-------- Material provided
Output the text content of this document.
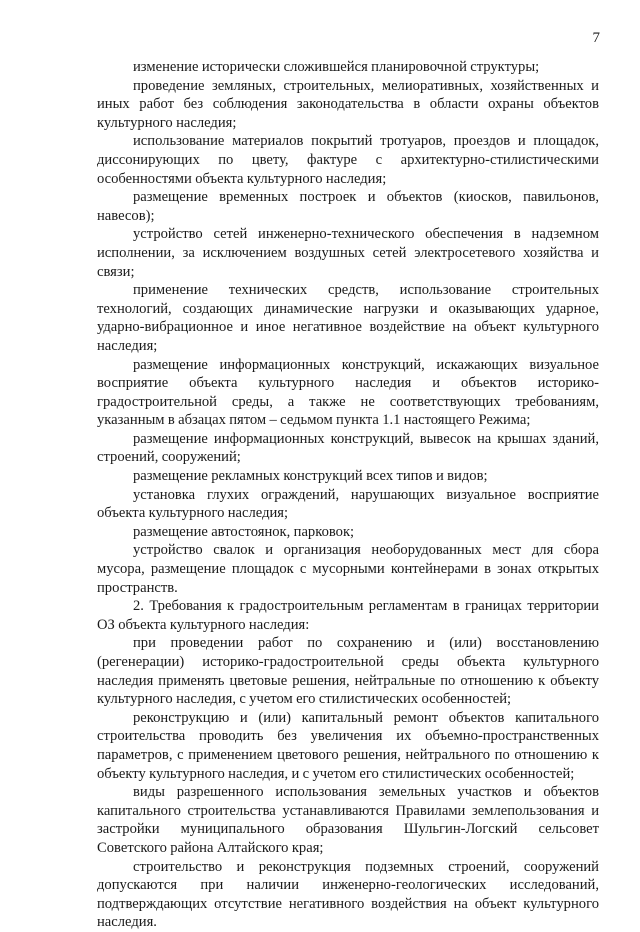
7

изменение исторически сложившейся планировочной структуры;

проведение земляных, строительных, мелиоративных, хозяйственных и иных работ без соблюдения законодательства в области охраны объектов культурного наследия;

использование материалов покрытий тротуаров, проездов и площадок, диссонирующих по цвету, фактуре с архитектурно-стилистическими особенностями объекта культурного наследия;

размещение временных построек и объектов (киосков, павильонов, навесов);

устройство сетей инженерно-технического обеспечения в надземном исполнении, за исключением воздушных сетей электросетевого хозяйства и связи;

применение технических средств, использование строительных технологий, создающих динамические нагрузки и оказывающих ударное, ударно-вибрационное и иное негативное воздействие на объект культурного наследия;

размещение информационных конструкций, искажающих визуальное восприятие объекта культурного наследия и объектов историко-градостроительной среды, а также не соответствующих требованиям, указанным в абзацах пятом – седьмом пункта 1.1 настоящего Режима;

размещение информационных конструкций, вывесок на крышах зданий, строений, сооружений;

размещение рекламных конструкций всех типов и видов;

установка глухих ограждений, нарушающих визуальное восприятие объекта культурного наследия;

размещение автостоянок, парковок;

устройство свалок и организация необорудованных мест для сбора мусора, размещение площадок с мусорными контейнерами в зонах открытых пространств.

2. Требования к градостроительным регламентам в границах территории ОЗ объекта культурного наследия:

при проведении работ по сохранению и (или) восстановлению (регенерации) историко-градостроительной среды объекта культурного наследия применять цветовые решения, нейтральные по отношению к объекту культурного наследия, с учетом его стилистических особенностей;

реконструкцию и (или) капитальный ремонт объектов капитального строительства проводить без увеличения их объемно-пространственных параметров, с применением цветового решения, нейтрального по отношению к объекту культурного наследия, и с учетом его стилистических особенностей;

виды разрешенного использования земельных участков и объектов капитального строительства устанавливаются Правилами землепользования и застройки муниципального образования Шульгин-Логский сельсовет Советского района Алтайского края;

строительство и реконструкция подземных строений, сооружений допускаются при наличии инженерно-геологических исследований, подтверждающих отсутствие негативного воздействия на объект культурного наследия.
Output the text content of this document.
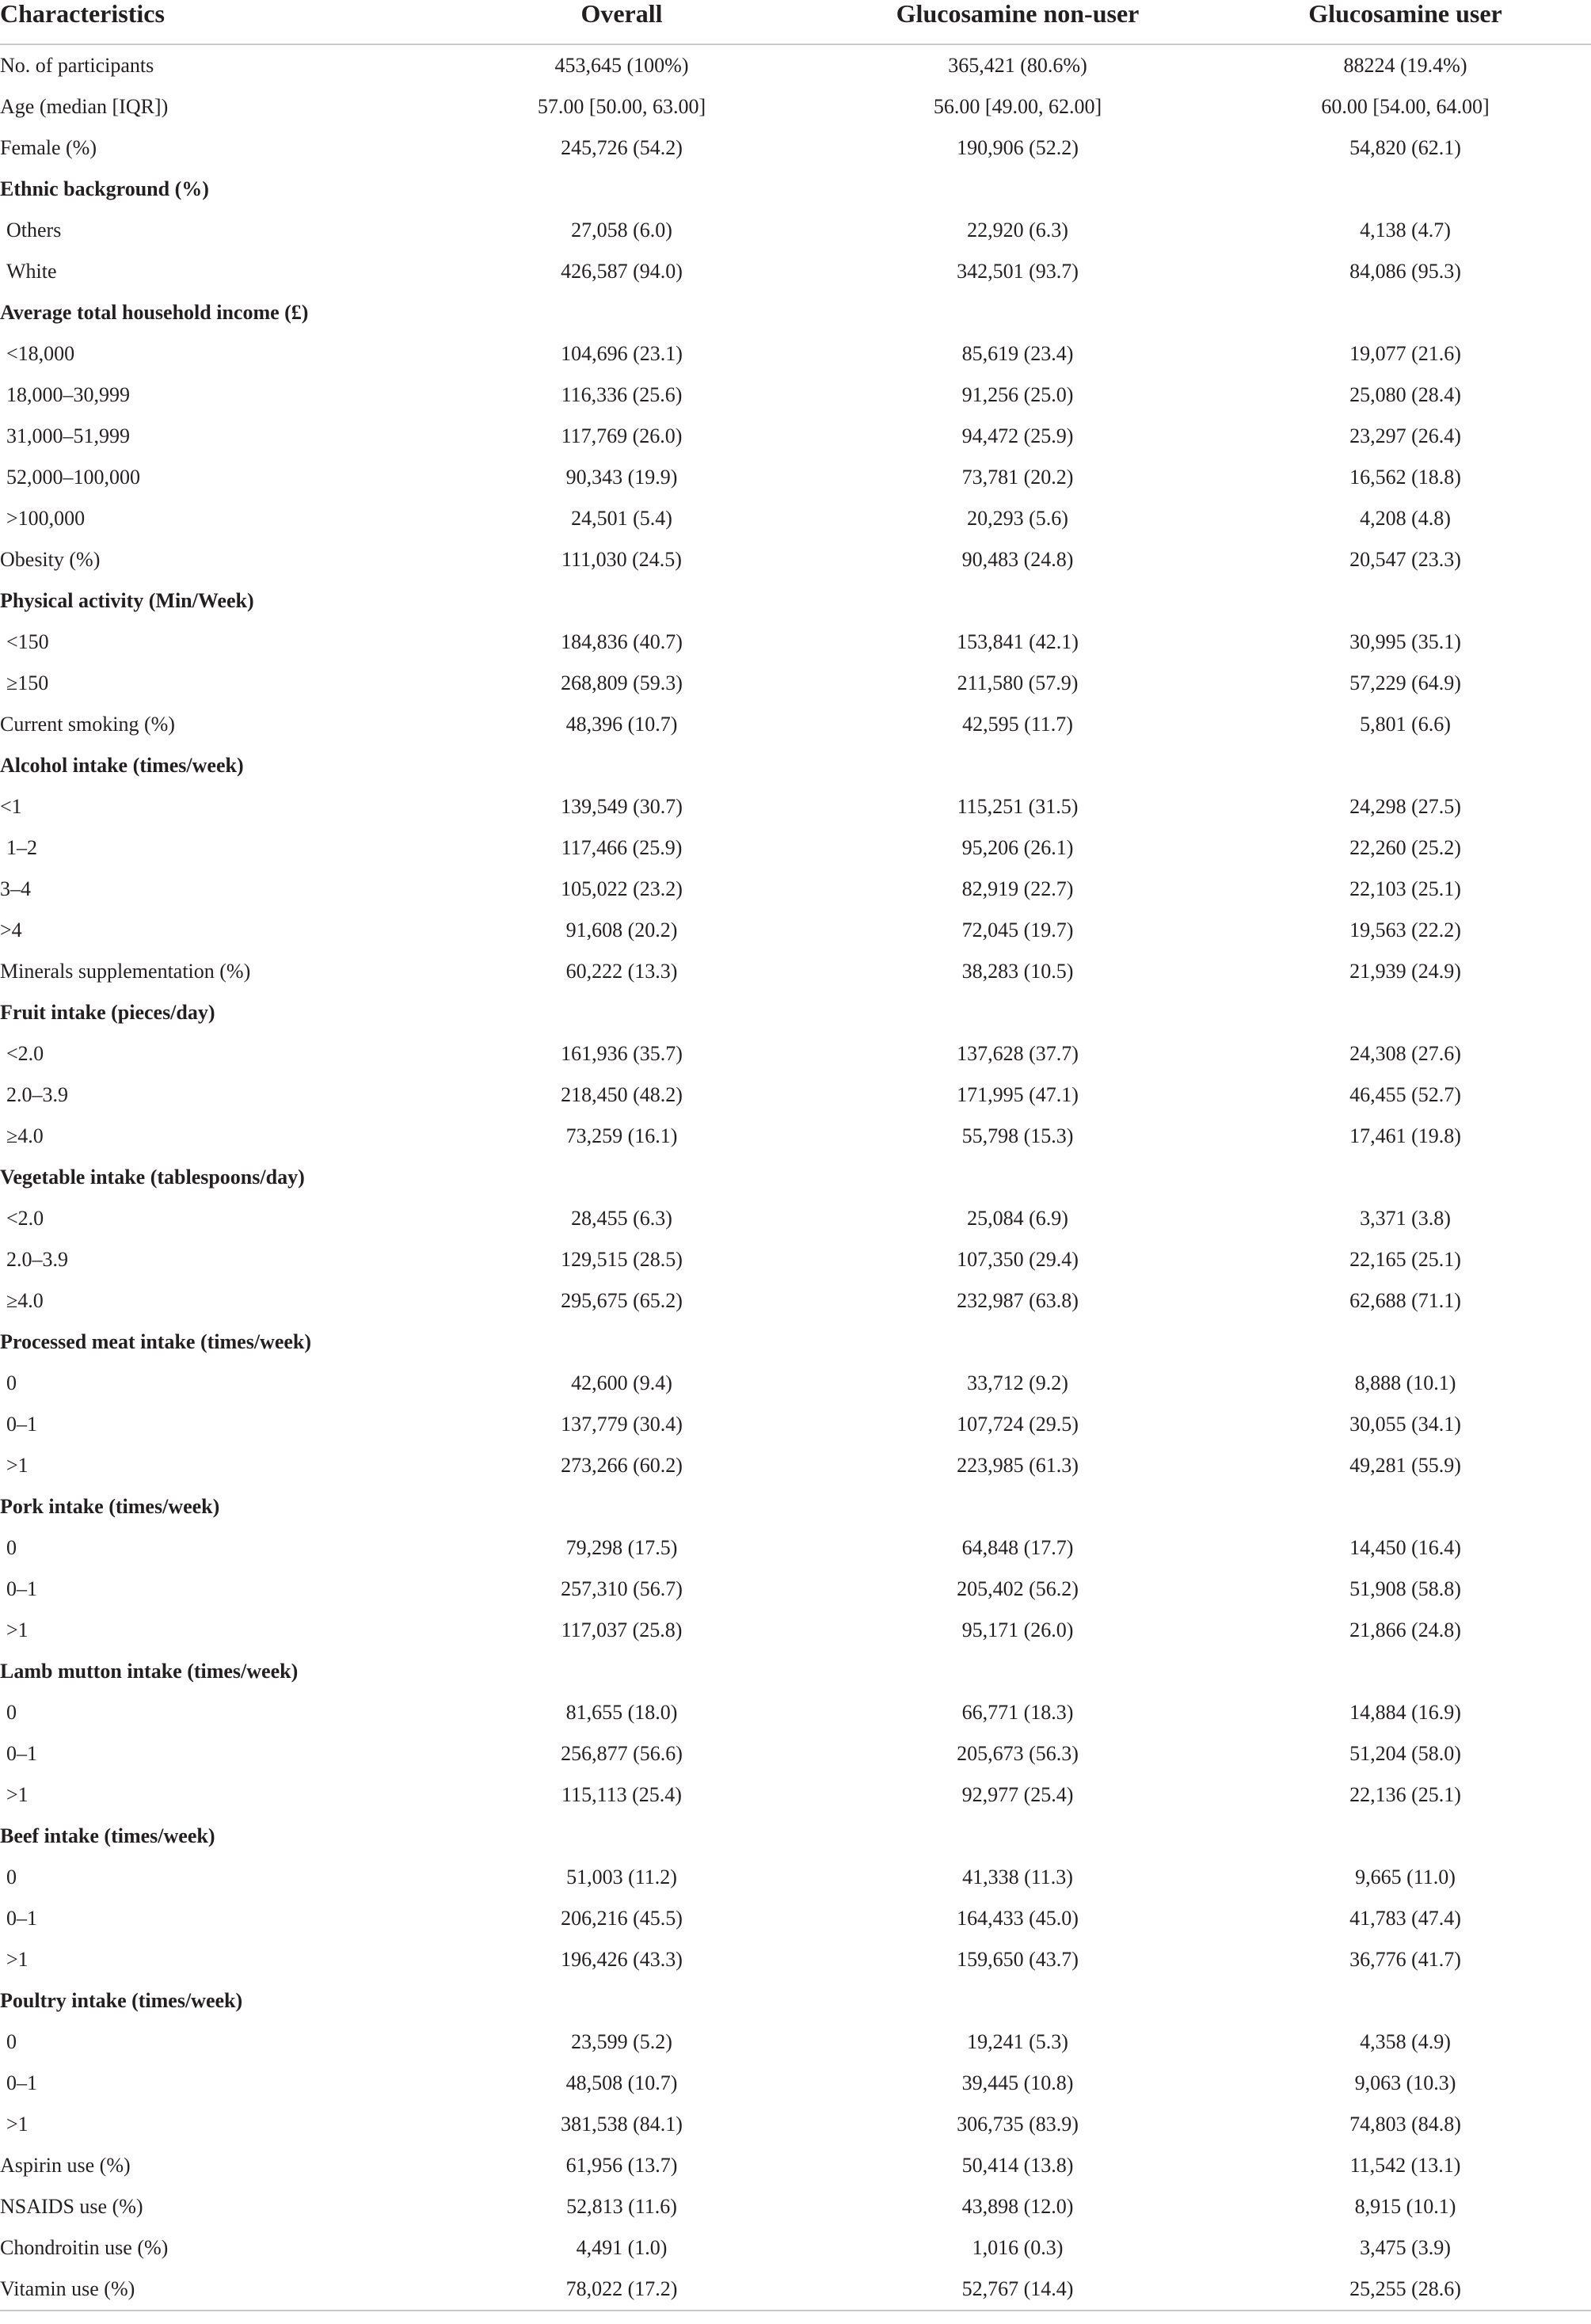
Characteristics	Overall	Glucosamine non-user	Glucosamine user
No. of participants	453,645 (100%)	365,421 (80.6%)	88224 (19.4%)
Age (median [IQR])	57.00 [50.00, 63.00]	56.00 [49.00, 62.00]	60.00 [54.00, 64.00]
Female (%)	245,726 (54.2)	190,906 (52.2)	54,820 (62.1)
Ethnic background (%)			
Others	27,058 (6.0)	22,920 (6.3)	4,138 (4.7)
White	426,587 (94.0)	342,501 (93.7)	84,086 (95.3)
Average total household income (£)			
<18,000	104,696 (23.1)	85,619 (23.4)	19,077 (21.6)
18,000–30,999	116,336 (25.6)	91,256 (25.0)	25,080 (28.4)
31,000–51,999	117,769 (26.0)	94,472 (25.9)	23,297 (26.4)
52,000–100,000	90,343 (19.9)	73,781 (20.2)	16,562 (18.8)
>100,000	24,501 (5.4)	20,293 (5.6)	4,208 (4.8)
Obesity (%)	111,030 (24.5)	90,483 (24.8)	20,547 (23.3)
Physical activity (Min/Week)			
<150	184,836 (40.7)	153,841 (42.1)	30,995 (35.1)
≥150	268,809 (59.3)	211,580 (57.9)	57,229 (64.9)
Current smoking (%)	48,396 (10.7)	42,595 (11.7)	5,801 (6.6)
Alcohol intake (times/week)			
<1	139,549 (30.7)	115,251 (31.5)	24,298 (27.5)
1–2	117,466 (25.9)	95,206 (26.1)	22,260 (25.2)
3–4	105,022 (23.2)	82,919 (22.7)	22,103 (25.1)
>4	91,608 (20.2)	72,045 (19.7)	19,563 (22.2)
Minerals supplementation (%)	60,222 (13.3)	38,283 (10.5)	21,939 (24.9)
Fruit intake (pieces/day)			
<2.0	161,936 (35.7)	137,628 (37.7)	24,308 (27.6)
2.0–3.9	218,450 (48.2)	171,995 (47.1)	46,455 (52.7)
≥4.0	73,259 (16.1)	55,798 (15.3)	17,461 (19.8)
Vegetable intake (tablespoons/day)			
<2.0	28,455 (6.3)	25,084 (6.9)	3,371 (3.8)
2.0–3.9	129,515 (28.5)	107,350 (29.4)	22,165 (25.1)
≥4.0	295,675 (65.2)	232,987 (63.8)	62,688 (71.1)
Processed meat intake (times/week)			
0	42,600 (9.4)	33,712 (9.2)	8,888 (10.1)
0–1	137,779 (30.4)	107,724 (29.5)	30,055 (34.1)
>1	273,266 (60.2)	223,985 (61.3)	49,281 (55.9)
Pork intake (times/week)			
0	79,298 (17.5)	64,848 (17.7)	14,450 (16.4)
0–1	257,310 (56.7)	205,402 (56.2)	51,908 (58.8)
>1	117,037 (25.8)	95,171 (26.0)	21,866 (24.8)
Lamb mutton intake (times/week)			
0	81,655 (18.0)	66,771 (18.3)	14,884 (16.9)
0–1	256,877 (56.6)	205,673 (56.3)	51,204 (58.0)
>1	115,113 (25.4)	92,977 (25.4)	22,136 (25.1)
Beef intake (times/week)			
0	51,003 (11.2)	41,338 (11.3)	9,665 (11.0)
0–1	206,216 (45.5)	164,433 (45.0)	41,783 (47.4)
>1	196,426 (43.3)	159,650 (43.7)	36,776 (41.7)
Poultry intake (times/week)			
0	23,599 (5.2)	19,241 (5.3)	4,358 (4.9)
0–1	48,508 (10.7)	39,445 (10.8)	9,063 (10.3)
>1	381,538 (84.1)	306,735 (83.9)	74,803 (84.8)
Aspirin use (%)	61,956 (13.7)	50,414 (13.8)	11,542 (13.1)
NSAIDS use (%)	52,813 (11.6)	43,898 (12.0)	8,915 (10.1)
Chondroitin use (%)	4,491 (1.0)	1,016 (0.3)	3,475 (3.9)
Vitamin use (%)	78,022 (17.2)	52,767 (14.4)	25,255 (28.6)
----------------
» Task instructions: Transcribe the material exactly, leaving every picture out.

» Solution for this task:
Output the text content of this document.
7

изменение исторически сложившейся планировочной структуры;

проведение земляных, строительных, мелиоративных, хозяйственных и иных работ без соблюдения законодательства в области охраны объектов культурного наследия;

использование материалов покрытий тротуаров, проездов и площадок, диссонирующих по цвету, фактуре с архитектурно-стилистическими особенностями объекта культурного наследия;

размещение временных построек и объектов (киосков, павильонов, навесов);

устройство сетей инженерно-технического обеспечения в надземном исполнении, за исключением воздушных сетей электросетевого хозяйства и связи;

применение технических средств, использование строительных технологий, создающих динамические нагрузки и оказывающих ударное, ударно-вибрационное и иное негативное воздействие на объект культурного наследия;

размещение информационных конструкций, искажающих визуальное восприятие объекта культурного наследия и объектов историко-градостроительной среды, а также не соответствующих требованиям, указанным в абзацах пятом – седьмом пункта 1.1 настоящего Режима;

размещение информационных конструкций, вывесок на крышах зданий, строений, сооружений;

размещение рекламных конструкций всех типов и видов;

установка глухих ограждений, нарушающих визуальное восприятие объекта культурного наследия;

размещение автостоянок, парковок;

устройство свалок и организация необорудованных мест для сбора мусора, размещение площадок с мусорными контейнерами в зонах открытых пространств.

2. Требования к градостроительным регламентам в границах территории ОЗ объекта культурного наследия:

при проведении работ по сохранению и (или) восстановлению (регенерации) историко-градостроительной среды объекта культурного наследия применять цветовые решения, нейтральные по отношению к объекту культурного наследия, с учетом его стилистических особенностей;

реконструкцию и (или) капитальный ремонт объектов капитального строительства проводить без увеличения их объемно-пространственных параметров, с применением цветового решения, нейтрального по отношению к объекту культурного наследия, и с учетом его стилистических особенностей;

виды разрешенного использования земельных участков и объектов капитального строительства устанавливаются Правилами землепользования и застройки муниципального образования Шульгин-Логский сельсовет Советского района Алтайского края;

строительство и реконструкция подземных строений, сооружений допускаются при наличии инженерно-геологических исследований, подтверждающих отсутствие негативного воздействия на объект культурного наследия.
Output the text content of this document.
Characteristics	Overall	Glucosamine non-user	Glucosamine user
No. of participants	453,645 (100%)	365,421 (80.6%)	88224 (19.4%)
Age (median [IQR])	57.00 [50.00, 63.00]	56.00 [49.00, 62.00]	60.00 [54.00, 64.00]
Female (%)	245,726 (54.2)	190,906 (52.2)	54,820 (62.1)
Ethnic background (%)			
Others	27,058 (6.0)	22,920 (6.3)	4,138 (4.7)
White	426,587 (94.0)	342,501 (93.7)	84,086 (95.3)
Average total household income (£)			
<18,000	104,696 (23.1)	85,619 (23.4)	19,077 (21.6)
18,000–30,999	116,336 (25.6)	91,256 (25.0)	25,080 (28.4)
31,000–51,999	117,769 (26.0)	94,472 (25.9)	23,297 (26.4)
52,000–100,000	90,343 (19.9)	73,781 (20.2)	16,562 (18.8)
>100,000	24,501 (5.4)	20,293 (5.6)	4,208 (4.8)
Obesity (%)	111,030 (24.5)	90,483 (24.8)	20,547 (23.3)
Physical activity (Min/Week)			
<150	184,836 (40.7)	153,841 (42.1)	30,995 (35.1)
≥150	268,809 (59.3)	211,580 (57.9)	57,229 (64.9)
Current smoking (%)	48,396 (10.7)	42,595 (11.7)	5,801 (6.6)
Alcohol intake (times/week)			
<1	139,549 (30.7)	115,251 (31.5)	24,298 (27.5)
1–2	117,466 (25.9)	95,206 (26.1)	22,260 (25.2)
3–4	105,022 (23.2)	82,919 (22.7)	22,103 (25.1)
>4	91,608 (20.2)	72,045 (19.7)	19,563 (22.2)
Minerals supplementation (%)	60,222 (13.3)	38,283 (10.5)	21,939 (24.9)
Fruit intake (pieces/day)			
<2.0	161,936 (35.7)	137,628 (37.7)	24,308 (27.6)
2.0–3.9	218,450 (48.2)	171,995 (47.1)	46,455 (52.7)
≥4.0	73,259 (16.1)	55,798 (15.3)	17,461 (19.8)
Vegetable intake (tablespoons/day)			
<2.0	28,455 (6.3)	25,084 (6.9)	3,371 (3.8)
2.0–3.9	129,515 (28.5)	107,350 (29.4)	22,165 (25.1)
≥4.0	295,675 (65.2)	232,987 (63.8)	62,688 (71.1)
Processed meat intake (times/week)			
0	42,600 (9.4)	33,712 (9.2)	8,888 (10.1)
0–1	137,779 (30.4)	107,724 (29.5)	30,055 (34.1)
>1	273,266 (60.2)	223,985 (61.3)	49,281 (55.9)
Pork intake (times/week)			
0	79,298 (17.5)	64,848 (17.7)	14,450 (16.4)
0–1	257,310 (56.7)	205,402 (56.2)	51,908 (58.8)
>1	117,037 (25.8)	95,171 (26.0)	21,866 (24.8)
Lamb mutton intake (times/week)			
0	81,655 (18.0)	66,771 (18.3)	14,884 (16.9)
0–1	256,877 (56.6)	205,673 (56.3)	51,204 (58.0)
>1	115,113 (25.4)	92,977 (25.4)	22,136 (25.1)
Beef intake (times/week)			
0	51,003 (11.2)	41,338 (11.3)	9,665 (11.0)
0–1	206,216 (45.5)	164,433 (45.0)	41,783 (47.4)
>1	196,426 (43.3)	159,650 (43.7)	36,776 (41.7)
Poultry intake (times/week)			
0	23,599 (5.2)	19,241 (5.3)	4,358 (4.9)
0–1	48,508 (10.7)	39,445 (10.8)	9,063 (10.3)
>1	381,538 (84.1)	306,735 (83.9)	74,803 (84.8)
Aspirin use (%)	61,956 (13.7)	50,414 (13.8)	11,542 (13.1)
NSAIDS use (%)	52,813 (11.6)	43,898 (12.0)	8,915 (10.1)
Chondroitin use (%)	4,491 (1.0)	1,016 (0.3)	3,475 (3.9)
Vitamin use (%)	78,022 (17.2)	52,767 (14.4)	25,255 (28.6)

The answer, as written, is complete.